> Exercise task
Reproduce the lines of the entries character for character, from the first line of the entries through the line containing "803, 419, 825]", including both ends.

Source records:

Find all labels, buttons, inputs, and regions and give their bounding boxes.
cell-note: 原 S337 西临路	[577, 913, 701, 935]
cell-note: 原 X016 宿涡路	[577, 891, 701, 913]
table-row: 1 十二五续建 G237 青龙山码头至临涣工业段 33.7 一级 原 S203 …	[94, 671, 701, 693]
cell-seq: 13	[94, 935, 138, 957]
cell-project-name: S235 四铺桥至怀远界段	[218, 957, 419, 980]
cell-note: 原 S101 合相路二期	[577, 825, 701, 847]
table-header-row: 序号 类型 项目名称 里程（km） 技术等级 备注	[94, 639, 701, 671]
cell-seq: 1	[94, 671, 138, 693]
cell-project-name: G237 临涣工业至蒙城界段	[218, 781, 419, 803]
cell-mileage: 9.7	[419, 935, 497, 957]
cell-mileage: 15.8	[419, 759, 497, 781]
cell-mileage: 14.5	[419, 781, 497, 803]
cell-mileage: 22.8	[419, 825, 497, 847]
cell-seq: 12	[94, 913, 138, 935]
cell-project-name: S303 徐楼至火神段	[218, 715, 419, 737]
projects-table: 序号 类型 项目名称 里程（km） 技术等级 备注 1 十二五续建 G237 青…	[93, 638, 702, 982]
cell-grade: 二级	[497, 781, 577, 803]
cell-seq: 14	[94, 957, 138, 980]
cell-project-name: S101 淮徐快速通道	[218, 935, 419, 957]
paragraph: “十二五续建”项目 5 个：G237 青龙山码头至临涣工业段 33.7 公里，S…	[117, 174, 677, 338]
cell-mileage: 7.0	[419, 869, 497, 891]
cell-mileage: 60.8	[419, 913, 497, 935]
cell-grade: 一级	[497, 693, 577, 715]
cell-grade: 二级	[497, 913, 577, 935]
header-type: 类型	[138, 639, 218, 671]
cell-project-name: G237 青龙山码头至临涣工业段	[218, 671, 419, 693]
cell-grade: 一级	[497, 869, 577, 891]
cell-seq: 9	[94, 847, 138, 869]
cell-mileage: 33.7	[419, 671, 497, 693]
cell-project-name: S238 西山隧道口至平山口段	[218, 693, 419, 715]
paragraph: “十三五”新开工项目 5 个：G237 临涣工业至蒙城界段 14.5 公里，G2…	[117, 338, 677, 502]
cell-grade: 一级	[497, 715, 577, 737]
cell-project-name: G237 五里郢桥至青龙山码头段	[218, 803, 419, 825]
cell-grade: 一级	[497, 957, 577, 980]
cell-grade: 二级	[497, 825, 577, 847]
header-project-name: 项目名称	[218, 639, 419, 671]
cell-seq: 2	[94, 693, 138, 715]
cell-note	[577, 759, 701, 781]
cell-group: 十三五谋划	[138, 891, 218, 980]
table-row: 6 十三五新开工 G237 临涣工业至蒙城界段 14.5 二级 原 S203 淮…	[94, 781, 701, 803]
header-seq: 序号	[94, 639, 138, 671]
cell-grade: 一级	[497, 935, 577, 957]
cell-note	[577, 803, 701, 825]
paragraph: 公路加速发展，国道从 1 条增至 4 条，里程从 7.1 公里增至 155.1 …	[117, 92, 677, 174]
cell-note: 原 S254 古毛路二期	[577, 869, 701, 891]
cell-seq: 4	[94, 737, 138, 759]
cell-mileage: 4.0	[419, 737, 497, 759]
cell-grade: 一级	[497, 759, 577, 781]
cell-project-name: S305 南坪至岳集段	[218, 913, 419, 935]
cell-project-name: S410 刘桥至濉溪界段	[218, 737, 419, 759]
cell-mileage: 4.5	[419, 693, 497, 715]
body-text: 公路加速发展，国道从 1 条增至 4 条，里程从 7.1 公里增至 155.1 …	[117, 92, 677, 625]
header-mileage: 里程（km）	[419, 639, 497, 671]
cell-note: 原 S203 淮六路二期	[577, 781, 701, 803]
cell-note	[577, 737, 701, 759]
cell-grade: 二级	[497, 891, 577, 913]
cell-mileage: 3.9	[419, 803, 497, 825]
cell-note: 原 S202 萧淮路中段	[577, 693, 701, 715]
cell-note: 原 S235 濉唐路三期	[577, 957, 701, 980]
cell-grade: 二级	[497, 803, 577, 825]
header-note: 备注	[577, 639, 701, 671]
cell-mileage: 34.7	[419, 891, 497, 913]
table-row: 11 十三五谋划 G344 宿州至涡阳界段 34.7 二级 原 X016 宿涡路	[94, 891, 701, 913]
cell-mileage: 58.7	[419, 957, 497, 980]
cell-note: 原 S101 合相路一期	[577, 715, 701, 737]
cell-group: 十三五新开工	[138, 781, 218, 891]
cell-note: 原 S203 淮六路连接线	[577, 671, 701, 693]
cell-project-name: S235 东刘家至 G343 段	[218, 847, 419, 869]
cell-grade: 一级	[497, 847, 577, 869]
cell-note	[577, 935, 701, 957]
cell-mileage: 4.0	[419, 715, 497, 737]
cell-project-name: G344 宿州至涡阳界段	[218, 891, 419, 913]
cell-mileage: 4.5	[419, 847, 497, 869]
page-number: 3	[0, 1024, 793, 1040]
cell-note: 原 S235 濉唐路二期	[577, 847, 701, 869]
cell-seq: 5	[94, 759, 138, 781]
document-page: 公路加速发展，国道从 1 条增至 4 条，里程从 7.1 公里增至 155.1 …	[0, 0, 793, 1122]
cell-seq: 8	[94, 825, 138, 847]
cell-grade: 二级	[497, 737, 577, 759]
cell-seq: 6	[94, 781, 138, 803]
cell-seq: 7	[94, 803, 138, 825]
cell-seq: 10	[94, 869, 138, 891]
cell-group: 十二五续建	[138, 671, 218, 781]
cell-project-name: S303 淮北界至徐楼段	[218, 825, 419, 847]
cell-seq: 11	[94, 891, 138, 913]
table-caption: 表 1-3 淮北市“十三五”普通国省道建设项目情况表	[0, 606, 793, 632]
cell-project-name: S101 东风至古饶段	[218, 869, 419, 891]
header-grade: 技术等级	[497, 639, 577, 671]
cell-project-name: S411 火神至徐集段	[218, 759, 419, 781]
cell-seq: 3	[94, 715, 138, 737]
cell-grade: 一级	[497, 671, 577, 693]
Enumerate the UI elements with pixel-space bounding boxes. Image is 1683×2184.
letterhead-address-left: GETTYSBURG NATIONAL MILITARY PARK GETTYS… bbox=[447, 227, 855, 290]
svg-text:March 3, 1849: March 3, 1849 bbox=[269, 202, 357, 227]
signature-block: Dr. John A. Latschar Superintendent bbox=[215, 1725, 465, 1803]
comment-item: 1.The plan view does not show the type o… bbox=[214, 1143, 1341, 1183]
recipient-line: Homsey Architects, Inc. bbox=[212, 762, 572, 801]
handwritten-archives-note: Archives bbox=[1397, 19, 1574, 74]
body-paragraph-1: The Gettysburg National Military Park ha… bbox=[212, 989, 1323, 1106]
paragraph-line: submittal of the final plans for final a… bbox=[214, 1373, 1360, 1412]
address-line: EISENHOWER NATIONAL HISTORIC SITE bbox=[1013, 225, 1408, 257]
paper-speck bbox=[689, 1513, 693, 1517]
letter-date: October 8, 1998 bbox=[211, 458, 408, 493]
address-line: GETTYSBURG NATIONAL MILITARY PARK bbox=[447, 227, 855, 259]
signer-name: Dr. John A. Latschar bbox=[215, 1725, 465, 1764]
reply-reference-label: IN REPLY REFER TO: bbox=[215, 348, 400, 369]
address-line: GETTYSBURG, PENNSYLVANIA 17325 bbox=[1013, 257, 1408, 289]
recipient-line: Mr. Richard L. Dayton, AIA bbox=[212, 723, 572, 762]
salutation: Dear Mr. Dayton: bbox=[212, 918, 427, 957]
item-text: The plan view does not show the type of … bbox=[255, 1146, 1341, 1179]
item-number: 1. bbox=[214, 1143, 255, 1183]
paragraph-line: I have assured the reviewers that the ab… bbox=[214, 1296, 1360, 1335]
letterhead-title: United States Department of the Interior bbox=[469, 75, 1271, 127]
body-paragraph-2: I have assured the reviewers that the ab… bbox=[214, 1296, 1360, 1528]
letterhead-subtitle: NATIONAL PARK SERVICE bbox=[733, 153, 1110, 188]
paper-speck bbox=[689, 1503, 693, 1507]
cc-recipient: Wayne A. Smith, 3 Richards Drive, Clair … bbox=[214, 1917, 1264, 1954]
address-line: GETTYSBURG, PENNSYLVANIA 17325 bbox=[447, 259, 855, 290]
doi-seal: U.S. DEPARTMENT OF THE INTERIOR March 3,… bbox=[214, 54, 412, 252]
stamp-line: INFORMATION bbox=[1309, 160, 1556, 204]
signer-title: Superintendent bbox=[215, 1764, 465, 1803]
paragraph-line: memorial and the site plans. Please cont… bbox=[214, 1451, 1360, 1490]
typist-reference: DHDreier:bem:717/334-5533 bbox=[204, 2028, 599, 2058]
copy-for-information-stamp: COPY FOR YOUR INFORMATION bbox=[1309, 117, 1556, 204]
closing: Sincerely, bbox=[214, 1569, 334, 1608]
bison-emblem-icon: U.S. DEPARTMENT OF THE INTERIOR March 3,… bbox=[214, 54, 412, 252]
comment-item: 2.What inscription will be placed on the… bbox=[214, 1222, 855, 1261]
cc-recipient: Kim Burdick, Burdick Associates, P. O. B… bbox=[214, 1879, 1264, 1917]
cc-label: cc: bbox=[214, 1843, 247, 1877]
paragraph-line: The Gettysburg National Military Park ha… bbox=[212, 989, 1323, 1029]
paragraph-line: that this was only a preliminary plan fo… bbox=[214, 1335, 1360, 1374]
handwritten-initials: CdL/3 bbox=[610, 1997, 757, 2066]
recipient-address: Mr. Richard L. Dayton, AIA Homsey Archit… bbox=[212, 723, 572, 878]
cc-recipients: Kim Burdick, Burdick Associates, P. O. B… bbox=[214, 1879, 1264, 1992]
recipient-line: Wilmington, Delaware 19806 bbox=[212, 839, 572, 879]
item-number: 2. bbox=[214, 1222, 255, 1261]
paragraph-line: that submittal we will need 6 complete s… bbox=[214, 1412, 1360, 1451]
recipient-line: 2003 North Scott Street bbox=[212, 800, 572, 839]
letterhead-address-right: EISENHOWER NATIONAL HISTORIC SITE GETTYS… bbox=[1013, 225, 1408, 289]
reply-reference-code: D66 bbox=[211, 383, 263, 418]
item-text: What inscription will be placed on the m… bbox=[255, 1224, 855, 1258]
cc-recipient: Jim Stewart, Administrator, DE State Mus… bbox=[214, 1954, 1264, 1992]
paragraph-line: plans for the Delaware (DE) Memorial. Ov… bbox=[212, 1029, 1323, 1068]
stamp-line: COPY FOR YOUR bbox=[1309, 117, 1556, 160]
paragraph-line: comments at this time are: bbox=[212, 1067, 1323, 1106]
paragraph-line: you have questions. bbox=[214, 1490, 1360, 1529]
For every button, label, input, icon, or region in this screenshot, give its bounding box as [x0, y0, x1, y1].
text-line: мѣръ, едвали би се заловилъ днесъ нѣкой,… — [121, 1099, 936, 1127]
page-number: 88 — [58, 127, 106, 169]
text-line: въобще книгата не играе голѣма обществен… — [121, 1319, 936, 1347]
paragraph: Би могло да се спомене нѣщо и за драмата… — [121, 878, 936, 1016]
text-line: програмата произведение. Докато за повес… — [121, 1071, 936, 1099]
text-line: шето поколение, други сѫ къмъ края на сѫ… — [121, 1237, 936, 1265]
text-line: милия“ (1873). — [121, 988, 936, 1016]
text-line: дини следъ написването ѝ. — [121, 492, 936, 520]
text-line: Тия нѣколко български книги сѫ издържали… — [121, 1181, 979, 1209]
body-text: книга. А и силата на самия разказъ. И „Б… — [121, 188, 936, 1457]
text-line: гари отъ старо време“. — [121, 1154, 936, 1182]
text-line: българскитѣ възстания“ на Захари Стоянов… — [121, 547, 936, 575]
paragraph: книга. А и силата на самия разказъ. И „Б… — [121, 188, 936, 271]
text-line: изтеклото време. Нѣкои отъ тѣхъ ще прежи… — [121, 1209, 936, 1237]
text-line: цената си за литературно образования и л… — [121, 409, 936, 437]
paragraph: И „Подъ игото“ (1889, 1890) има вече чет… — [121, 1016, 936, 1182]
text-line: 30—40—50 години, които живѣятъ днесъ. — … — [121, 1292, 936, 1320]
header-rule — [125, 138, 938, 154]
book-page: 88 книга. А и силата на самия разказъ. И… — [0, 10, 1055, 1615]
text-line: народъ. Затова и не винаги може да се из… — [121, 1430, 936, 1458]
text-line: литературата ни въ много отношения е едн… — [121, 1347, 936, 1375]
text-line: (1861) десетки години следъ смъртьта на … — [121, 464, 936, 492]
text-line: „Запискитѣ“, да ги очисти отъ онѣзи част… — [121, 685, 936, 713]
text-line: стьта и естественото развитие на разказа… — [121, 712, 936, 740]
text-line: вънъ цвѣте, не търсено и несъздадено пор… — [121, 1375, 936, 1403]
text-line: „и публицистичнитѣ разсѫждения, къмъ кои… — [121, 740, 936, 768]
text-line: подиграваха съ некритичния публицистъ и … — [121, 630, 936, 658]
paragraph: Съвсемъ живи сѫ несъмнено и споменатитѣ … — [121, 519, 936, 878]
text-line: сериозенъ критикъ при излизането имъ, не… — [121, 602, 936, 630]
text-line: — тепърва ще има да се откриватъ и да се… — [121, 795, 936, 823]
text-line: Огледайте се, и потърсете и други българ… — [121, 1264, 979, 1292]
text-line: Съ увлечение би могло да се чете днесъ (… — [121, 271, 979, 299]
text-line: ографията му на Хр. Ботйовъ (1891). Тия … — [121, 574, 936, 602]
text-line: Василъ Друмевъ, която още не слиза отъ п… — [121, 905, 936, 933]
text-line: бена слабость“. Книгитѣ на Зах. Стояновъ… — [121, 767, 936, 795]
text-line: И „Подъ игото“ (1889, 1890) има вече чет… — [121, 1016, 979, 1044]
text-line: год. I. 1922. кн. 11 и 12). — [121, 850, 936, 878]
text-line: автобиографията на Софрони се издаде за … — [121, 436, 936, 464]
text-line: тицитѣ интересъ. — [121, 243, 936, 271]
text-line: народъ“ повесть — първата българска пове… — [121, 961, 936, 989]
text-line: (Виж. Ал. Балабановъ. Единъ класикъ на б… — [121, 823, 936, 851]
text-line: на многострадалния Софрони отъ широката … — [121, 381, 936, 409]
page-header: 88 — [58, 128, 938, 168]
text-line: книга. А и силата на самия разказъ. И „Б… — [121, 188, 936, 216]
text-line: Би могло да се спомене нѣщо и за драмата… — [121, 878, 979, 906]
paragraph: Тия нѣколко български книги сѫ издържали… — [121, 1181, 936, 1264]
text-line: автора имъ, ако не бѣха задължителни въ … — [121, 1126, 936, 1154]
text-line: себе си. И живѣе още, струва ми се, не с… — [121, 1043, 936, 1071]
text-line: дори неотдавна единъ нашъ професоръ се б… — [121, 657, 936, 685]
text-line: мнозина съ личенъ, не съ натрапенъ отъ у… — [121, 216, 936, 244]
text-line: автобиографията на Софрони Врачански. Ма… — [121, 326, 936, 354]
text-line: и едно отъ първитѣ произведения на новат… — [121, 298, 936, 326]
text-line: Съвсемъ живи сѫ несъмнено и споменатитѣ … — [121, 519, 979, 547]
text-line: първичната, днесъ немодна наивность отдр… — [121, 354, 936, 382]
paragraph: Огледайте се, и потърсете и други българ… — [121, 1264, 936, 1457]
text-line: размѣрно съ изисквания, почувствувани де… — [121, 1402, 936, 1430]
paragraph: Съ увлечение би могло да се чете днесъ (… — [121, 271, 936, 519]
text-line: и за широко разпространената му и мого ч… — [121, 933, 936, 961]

> Output of the task
Find all labels, buttons, inputs, and regions and give their bounding boxes.
cell-note: 原 S337 西临路	[577, 913, 701, 935]
cell-note: 原 X016 宿涡路	[577, 891, 701, 913]
table-row: 1 十二五续建 G237 青龙山码头至临涣工业段 33.7 一级 原 S203 …	[94, 671, 701, 693]
cell-seq: 13	[94, 935, 138, 957]
cell-project-name: S235 四铺桥至怀远界段	[218, 957, 419, 980]
cell-note: 原 S101 合相路二期	[577, 825, 701, 847]
table-header-row: 序号 类型 项目名称 里程（km） 技术等级 备注	[94, 639, 701, 671]
cell-seq: 1	[94, 671, 138, 693]
cell-project-name: G237 临涣工业至蒙城界段	[218, 781, 419, 803]
cell-mileage: 9.7	[419, 935, 497, 957]
cell-mileage: 15.8	[419, 759, 497, 781]
cell-mileage: 14.5	[419, 781, 497, 803]
cell-mileage: 22.8	[419, 825, 497, 847]
cell-seq: 12	[94, 913, 138, 935]
cell-project-name: S303 徐楼至火神段	[218, 715, 419, 737]
projects-table: 序号 类型 项目名称 里程（km） 技术等级 备注 1 十二五续建 G237 青…	[93, 638, 702, 982]
cell-grade: 二级	[497, 781, 577, 803]
cell-seq: 14	[94, 957, 138, 980]
cell-project-name: S101 淮徐快速通道	[218, 935, 419, 957]
paragraph: “十二五续建”项目 5 个：G237 青龙山码头至临涣工业段 33.7 公里，S…	[117, 174, 677, 338]
cell-mileage: 7.0	[419, 869, 497, 891]
cell-mileage: 60.8	[419, 913, 497, 935]
cell-grade: 一级	[497, 693, 577, 715]
cell-grade: 二级	[497, 913, 577, 935]
header-type: 类型	[138, 639, 218, 671]
cell-project-name: G237 青龙山码头至临涣工业段	[218, 671, 419, 693]
cell-grade: 一级	[497, 869, 577, 891]
cell-seq: 9	[94, 847, 138, 869]
cell-mileage: 33.7	[419, 671, 497, 693]
cell-project-name: S238 西山隧道口至平山口段	[218, 693, 419, 715]
paragraph: “十三五”新开工项目 5 个：G237 临涣工业至蒙城界段 14.5 公里，G2…	[117, 338, 677, 502]
cell-grade: 一级	[497, 715, 577, 737]
cell-project-name: G237 五里郢桥至青龙山码头段	[218, 803, 419, 825]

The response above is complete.